=== Dataset records ===
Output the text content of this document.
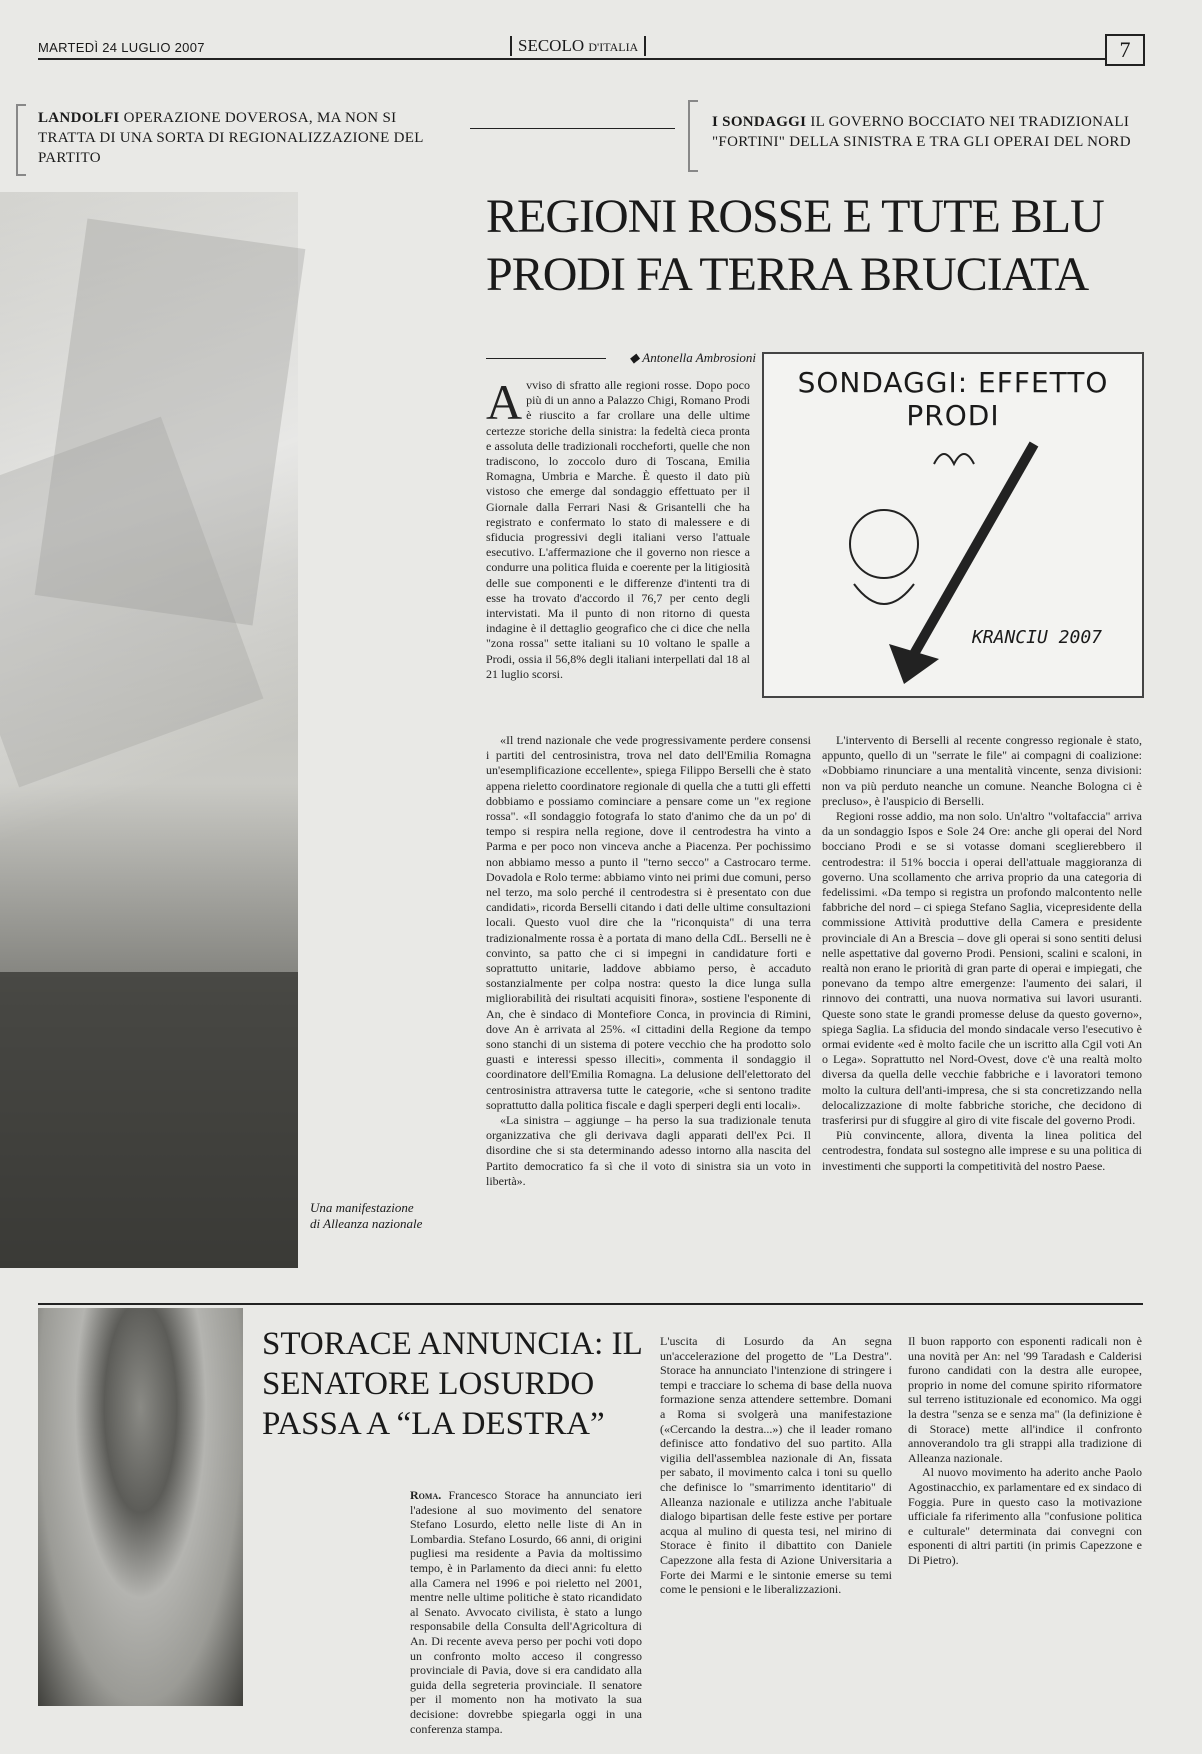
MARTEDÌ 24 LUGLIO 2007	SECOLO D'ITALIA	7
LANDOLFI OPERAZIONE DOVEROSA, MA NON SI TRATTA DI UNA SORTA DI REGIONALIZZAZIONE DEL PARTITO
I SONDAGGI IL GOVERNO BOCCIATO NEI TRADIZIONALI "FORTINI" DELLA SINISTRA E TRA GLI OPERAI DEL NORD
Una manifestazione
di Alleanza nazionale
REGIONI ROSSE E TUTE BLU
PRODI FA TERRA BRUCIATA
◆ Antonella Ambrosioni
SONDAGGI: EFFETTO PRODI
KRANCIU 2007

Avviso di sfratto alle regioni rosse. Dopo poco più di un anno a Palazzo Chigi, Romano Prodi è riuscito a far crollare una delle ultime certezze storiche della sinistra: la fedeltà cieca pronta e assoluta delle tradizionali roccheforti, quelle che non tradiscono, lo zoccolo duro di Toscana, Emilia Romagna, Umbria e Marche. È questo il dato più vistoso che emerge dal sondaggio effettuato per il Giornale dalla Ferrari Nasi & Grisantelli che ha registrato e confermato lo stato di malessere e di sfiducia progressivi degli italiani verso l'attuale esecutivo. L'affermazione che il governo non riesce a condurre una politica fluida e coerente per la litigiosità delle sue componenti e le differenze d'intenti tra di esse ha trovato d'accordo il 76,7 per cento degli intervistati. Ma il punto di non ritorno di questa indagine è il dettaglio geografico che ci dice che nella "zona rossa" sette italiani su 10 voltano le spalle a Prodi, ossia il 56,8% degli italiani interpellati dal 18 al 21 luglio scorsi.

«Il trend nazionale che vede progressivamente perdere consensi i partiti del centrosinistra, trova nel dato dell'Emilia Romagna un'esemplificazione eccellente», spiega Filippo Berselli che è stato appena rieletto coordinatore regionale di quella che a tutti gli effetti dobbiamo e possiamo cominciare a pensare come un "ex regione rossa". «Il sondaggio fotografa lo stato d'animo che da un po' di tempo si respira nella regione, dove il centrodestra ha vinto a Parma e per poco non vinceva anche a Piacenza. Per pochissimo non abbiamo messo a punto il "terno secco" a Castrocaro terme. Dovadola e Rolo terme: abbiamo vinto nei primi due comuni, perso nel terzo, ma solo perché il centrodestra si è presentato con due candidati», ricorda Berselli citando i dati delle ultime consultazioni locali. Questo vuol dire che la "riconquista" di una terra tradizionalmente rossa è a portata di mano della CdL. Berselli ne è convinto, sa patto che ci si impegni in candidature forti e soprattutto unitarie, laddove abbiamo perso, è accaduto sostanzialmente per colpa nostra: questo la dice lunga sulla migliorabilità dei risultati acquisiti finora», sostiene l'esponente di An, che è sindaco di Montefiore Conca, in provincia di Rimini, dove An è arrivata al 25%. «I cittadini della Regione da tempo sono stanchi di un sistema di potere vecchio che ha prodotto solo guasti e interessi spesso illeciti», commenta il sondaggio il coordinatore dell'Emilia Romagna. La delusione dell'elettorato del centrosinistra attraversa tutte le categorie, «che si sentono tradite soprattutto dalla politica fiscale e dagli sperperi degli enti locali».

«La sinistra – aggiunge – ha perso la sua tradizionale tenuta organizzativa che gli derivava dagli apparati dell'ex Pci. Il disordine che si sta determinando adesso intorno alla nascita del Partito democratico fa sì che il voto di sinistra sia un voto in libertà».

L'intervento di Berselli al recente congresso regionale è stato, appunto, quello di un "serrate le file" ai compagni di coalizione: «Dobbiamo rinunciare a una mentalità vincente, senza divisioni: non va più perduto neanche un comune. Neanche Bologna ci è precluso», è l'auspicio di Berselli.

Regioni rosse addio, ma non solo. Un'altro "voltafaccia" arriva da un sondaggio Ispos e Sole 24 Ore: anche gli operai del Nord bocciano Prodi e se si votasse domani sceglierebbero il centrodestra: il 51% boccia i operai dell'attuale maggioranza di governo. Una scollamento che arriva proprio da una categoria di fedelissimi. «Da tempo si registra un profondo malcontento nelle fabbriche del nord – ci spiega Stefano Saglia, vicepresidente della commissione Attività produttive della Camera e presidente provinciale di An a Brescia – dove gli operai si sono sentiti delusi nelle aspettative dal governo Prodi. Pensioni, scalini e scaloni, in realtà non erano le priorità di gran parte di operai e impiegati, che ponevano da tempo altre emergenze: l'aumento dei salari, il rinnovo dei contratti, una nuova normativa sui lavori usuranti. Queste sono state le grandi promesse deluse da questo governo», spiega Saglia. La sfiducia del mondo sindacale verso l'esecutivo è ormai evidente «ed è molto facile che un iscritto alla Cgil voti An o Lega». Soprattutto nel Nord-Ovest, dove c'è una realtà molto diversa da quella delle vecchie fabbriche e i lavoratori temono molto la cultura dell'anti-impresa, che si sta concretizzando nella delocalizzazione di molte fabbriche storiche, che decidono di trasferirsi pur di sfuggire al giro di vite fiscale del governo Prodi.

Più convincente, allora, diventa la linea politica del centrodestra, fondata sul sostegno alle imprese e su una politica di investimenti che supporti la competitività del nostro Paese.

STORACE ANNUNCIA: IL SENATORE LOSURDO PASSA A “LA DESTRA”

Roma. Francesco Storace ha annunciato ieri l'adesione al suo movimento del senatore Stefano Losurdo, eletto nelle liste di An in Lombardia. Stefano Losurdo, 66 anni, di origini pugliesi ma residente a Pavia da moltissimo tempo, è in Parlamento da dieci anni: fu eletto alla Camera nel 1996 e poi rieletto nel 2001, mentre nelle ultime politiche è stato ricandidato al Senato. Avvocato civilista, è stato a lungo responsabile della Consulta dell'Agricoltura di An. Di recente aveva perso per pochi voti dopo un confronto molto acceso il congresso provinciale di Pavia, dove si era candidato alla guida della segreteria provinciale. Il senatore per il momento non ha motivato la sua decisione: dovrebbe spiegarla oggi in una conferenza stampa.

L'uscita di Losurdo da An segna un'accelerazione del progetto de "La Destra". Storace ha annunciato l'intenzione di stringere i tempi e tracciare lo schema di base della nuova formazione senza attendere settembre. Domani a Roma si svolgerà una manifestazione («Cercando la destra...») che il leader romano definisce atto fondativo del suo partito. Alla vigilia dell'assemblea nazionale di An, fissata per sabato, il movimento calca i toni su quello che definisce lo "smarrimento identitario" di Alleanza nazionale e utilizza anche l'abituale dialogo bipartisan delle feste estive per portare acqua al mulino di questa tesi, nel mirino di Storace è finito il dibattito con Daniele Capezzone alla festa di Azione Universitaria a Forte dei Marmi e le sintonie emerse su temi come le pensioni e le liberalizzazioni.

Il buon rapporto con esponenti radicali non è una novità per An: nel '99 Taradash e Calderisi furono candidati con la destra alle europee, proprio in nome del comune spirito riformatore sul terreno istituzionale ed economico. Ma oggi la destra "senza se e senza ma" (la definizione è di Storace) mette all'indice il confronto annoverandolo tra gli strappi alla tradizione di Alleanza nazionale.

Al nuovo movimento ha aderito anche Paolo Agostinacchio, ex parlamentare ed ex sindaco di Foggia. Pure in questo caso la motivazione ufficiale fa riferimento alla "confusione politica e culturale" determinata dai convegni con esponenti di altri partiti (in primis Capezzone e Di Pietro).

...

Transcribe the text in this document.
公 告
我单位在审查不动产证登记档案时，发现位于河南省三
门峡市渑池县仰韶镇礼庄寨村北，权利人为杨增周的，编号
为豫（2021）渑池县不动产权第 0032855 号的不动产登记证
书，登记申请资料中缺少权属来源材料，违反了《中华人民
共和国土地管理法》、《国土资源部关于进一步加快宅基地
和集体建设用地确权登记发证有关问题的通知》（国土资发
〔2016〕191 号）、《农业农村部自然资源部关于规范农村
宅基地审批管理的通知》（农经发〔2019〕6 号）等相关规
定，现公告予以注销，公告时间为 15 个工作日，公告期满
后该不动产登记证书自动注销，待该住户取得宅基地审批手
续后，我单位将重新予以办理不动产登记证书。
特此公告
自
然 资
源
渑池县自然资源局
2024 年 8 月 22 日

=== Exercise ===
Search the lines for the string "this" and copy every line that has it.

=== Full answer ===
Output the text content of this document.
Transcribe the text in this document.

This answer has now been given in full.